● **Exercise**
Copy the records below, changing every "Prognoseår" to "Forecast year" and leaving all else as it is.

— START Data for this task —

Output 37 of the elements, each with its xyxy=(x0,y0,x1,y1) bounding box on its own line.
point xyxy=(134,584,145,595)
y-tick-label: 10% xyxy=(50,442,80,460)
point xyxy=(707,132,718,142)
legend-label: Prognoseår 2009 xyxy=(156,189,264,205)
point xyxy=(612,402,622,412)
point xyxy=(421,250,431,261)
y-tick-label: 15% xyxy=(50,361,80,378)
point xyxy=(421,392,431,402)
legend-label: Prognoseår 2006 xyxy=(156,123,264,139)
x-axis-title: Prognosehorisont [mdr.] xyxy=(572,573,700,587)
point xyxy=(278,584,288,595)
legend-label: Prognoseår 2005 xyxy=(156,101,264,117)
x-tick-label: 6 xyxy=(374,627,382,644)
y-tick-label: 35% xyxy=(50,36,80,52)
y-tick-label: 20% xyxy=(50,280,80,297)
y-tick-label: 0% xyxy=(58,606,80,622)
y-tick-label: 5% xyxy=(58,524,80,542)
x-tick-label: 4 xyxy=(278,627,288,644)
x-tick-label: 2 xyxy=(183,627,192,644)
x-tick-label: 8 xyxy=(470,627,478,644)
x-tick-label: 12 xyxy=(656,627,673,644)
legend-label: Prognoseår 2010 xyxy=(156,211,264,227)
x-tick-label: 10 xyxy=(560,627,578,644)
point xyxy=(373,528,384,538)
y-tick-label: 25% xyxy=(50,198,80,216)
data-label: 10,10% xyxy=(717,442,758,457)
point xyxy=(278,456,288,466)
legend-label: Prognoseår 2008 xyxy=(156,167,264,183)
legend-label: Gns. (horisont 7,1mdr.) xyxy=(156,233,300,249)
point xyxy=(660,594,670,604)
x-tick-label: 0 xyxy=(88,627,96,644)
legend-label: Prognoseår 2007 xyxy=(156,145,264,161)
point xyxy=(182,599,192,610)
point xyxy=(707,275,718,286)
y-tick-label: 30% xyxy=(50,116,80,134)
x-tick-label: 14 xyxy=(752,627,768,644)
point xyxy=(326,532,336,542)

— END Data for this task —

● **Exercise response**
Output 37 of the elements, each with its xyxy=(x0,y0,x1,y1) bounding box on its own line.
point xyxy=(134,584,145,595)
y-tick-label: 10% xyxy=(50,442,80,460)
point xyxy=(707,132,718,142)
legend-label: Forecast year 2009 xyxy=(156,189,264,205)
point xyxy=(612,402,622,412)
point xyxy=(421,250,431,261)
y-tick-label: 15% xyxy=(50,361,80,378)
point xyxy=(421,392,431,402)
legend-label: Forecast year 2006 xyxy=(156,123,264,139)
x-axis-title: Prognosehorisont [mdr.] xyxy=(572,573,700,587)
point xyxy=(278,584,288,595)
legend-label: Forecast year 2005 xyxy=(156,101,264,117)
x-tick-label: 6 xyxy=(374,627,382,644)
y-tick-label: 35% xyxy=(50,36,80,52)
y-tick-label: 20% xyxy=(50,280,80,297)
y-tick-label: 0% xyxy=(58,606,80,622)
y-tick-label: 5% xyxy=(58,524,80,542)
x-tick-label: 4 xyxy=(278,627,288,644)
x-tick-label: 2 xyxy=(183,627,192,644)
x-tick-label: 8 xyxy=(470,627,478,644)
x-tick-label: 12 xyxy=(656,627,673,644)
legend-label: Forecast year 2010 xyxy=(156,211,264,227)
x-tick-label: 10 xyxy=(560,627,578,644)
point xyxy=(373,528,384,538)
y-tick-label: 25% xyxy=(50,198,80,216)
data-label: 10,10% xyxy=(717,442,758,457)
point xyxy=(278,456,288,466)
legend-label: Forecast year 2008 xyxy=(156,167,264,183)
legend-label: Gns. (horisont 7,1mdr.) xyxy=(156,233,300,249)
point xyxy=(660,594,670,604)
x-tick-label: 0 xyxy=(88,627,96,644)
legend-label: Forecast year 2007 xyxy=(156,145,264,161)
point xyxy=(182,599,192,610)
point xyxy=(707,275,718,286)
y-tick-label: 30% xyxy=(50,116,80,134)
x-tick-label: 14 xyxy=(752,627,768,644)
point xyxy=(326,532,336,542)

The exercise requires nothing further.